▶ **Aim**
Tally the lines that contain the string "третьего" and give the number by itself.

▶ **Records provided**
** BEGIN **

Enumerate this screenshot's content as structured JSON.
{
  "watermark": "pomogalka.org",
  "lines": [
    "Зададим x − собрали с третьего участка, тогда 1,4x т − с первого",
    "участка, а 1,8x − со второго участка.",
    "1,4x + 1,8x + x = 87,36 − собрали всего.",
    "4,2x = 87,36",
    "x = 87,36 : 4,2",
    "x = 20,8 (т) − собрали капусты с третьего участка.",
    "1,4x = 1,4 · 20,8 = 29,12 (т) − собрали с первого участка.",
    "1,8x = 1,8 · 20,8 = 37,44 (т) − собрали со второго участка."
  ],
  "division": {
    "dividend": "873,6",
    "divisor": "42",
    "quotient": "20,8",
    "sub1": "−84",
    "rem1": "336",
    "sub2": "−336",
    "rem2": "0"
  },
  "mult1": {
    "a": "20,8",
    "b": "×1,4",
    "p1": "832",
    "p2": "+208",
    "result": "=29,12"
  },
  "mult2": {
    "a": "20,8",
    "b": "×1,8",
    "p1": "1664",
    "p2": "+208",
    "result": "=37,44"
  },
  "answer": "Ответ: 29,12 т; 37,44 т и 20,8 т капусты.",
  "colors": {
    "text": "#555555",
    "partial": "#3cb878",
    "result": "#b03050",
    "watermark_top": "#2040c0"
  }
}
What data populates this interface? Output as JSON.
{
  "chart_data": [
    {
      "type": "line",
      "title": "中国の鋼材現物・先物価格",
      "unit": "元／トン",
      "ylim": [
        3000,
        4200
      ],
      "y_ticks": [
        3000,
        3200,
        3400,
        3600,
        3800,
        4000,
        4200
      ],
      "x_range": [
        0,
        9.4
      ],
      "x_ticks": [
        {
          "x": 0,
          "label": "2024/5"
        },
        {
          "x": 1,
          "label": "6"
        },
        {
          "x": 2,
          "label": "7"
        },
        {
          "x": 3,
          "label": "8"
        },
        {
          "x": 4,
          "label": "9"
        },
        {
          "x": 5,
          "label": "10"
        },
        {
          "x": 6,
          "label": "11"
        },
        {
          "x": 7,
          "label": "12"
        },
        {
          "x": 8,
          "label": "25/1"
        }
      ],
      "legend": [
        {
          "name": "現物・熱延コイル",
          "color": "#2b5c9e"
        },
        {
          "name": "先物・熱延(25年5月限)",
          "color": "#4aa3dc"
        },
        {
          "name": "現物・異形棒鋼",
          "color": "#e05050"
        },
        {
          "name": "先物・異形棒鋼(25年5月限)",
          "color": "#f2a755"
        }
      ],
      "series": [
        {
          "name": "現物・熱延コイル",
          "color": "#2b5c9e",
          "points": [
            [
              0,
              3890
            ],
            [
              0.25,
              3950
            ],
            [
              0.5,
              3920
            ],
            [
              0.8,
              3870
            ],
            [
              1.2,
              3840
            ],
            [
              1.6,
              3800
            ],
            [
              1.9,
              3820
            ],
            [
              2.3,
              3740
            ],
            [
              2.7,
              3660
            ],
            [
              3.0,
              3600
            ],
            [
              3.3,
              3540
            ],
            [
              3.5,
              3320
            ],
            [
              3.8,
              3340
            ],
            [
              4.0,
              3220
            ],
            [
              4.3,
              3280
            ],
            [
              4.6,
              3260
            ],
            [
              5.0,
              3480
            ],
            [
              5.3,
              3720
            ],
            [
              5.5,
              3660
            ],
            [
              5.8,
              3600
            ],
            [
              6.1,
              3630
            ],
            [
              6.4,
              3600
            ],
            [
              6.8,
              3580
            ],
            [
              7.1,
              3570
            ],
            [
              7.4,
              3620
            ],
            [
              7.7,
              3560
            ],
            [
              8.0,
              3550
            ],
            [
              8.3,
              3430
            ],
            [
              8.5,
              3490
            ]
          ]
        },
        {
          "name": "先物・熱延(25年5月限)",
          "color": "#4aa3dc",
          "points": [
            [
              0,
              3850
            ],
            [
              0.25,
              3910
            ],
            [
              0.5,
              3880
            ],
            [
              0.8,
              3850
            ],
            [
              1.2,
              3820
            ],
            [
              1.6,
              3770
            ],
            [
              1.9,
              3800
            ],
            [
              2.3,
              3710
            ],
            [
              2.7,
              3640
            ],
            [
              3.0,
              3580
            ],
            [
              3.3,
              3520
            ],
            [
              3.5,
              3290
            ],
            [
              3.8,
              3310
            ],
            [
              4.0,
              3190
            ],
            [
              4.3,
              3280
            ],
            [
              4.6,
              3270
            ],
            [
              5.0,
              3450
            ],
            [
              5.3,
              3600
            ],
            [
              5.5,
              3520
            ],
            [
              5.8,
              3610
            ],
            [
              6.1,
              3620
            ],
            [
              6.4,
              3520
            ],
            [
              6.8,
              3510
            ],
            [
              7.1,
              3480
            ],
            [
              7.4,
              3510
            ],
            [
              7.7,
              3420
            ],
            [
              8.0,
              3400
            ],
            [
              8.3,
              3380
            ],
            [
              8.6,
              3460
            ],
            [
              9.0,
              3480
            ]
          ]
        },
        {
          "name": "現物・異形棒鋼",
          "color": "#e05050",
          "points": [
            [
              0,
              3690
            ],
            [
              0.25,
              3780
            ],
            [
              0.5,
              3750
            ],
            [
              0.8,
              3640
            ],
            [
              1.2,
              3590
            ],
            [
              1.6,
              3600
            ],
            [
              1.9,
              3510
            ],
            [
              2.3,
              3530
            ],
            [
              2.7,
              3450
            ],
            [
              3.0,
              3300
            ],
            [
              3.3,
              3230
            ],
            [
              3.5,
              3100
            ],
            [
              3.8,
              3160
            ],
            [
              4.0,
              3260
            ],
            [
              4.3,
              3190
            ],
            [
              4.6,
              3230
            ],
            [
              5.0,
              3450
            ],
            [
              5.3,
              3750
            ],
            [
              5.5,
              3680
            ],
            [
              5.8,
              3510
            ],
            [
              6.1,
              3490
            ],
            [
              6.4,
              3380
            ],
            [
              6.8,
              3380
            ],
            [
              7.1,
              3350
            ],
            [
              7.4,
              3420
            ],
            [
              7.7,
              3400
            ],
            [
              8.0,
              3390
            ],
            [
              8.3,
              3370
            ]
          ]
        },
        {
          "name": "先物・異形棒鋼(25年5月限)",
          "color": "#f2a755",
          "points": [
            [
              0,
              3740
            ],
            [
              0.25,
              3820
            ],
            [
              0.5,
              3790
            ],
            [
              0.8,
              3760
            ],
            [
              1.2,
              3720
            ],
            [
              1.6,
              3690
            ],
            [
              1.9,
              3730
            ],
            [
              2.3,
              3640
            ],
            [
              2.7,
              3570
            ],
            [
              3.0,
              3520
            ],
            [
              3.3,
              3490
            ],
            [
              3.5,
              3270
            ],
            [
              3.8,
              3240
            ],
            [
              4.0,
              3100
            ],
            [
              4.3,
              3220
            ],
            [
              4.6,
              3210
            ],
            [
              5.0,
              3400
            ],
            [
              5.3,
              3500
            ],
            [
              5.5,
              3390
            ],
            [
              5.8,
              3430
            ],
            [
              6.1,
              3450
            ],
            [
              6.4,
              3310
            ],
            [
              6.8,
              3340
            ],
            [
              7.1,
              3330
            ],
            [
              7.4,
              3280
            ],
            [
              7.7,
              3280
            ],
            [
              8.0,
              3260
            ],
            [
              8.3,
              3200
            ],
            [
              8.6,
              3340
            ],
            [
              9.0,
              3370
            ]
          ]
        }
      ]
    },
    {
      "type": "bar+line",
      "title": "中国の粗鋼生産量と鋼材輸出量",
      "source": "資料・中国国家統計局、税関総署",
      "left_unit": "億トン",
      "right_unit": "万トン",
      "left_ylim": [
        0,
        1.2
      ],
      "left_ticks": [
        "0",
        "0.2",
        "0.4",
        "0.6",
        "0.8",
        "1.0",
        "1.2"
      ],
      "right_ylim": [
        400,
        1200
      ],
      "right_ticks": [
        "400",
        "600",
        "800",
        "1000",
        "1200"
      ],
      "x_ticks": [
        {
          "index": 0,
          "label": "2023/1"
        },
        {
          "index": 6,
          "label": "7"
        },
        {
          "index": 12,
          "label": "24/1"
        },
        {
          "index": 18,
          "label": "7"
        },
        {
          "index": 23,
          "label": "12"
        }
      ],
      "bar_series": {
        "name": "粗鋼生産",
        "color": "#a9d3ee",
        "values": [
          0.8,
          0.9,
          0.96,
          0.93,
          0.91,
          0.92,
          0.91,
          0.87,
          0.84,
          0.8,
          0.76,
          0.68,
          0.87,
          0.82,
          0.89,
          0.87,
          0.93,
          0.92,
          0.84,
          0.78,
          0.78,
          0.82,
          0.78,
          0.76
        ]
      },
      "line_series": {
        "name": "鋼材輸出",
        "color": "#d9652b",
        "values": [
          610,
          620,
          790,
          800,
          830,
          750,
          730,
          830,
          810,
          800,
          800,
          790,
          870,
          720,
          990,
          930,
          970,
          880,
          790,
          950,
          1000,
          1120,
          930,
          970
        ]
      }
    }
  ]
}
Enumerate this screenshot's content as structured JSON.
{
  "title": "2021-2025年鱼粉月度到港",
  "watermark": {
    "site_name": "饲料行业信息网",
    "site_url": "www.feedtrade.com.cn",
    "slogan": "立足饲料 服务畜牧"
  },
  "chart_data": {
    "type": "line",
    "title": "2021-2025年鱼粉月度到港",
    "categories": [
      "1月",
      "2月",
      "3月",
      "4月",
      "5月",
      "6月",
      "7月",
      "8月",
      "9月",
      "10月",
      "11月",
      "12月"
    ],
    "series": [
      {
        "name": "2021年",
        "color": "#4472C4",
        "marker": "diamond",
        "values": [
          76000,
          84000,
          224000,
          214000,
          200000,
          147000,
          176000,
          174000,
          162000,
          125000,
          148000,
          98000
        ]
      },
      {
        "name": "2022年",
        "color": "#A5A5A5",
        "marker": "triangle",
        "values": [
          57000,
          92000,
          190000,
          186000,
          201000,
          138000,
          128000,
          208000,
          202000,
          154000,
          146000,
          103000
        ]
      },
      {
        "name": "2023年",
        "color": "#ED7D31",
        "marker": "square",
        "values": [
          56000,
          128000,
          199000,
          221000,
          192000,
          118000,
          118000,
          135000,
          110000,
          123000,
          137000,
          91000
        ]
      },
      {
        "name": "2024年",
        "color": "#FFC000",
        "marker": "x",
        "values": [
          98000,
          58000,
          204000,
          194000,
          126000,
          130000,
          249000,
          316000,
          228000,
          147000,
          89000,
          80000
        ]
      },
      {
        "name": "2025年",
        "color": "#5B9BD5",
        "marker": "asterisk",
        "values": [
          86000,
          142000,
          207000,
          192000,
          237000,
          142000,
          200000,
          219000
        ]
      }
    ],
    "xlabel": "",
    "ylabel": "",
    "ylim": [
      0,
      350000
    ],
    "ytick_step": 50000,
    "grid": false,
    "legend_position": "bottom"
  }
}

** END **

▶ **Result of this exercise**
2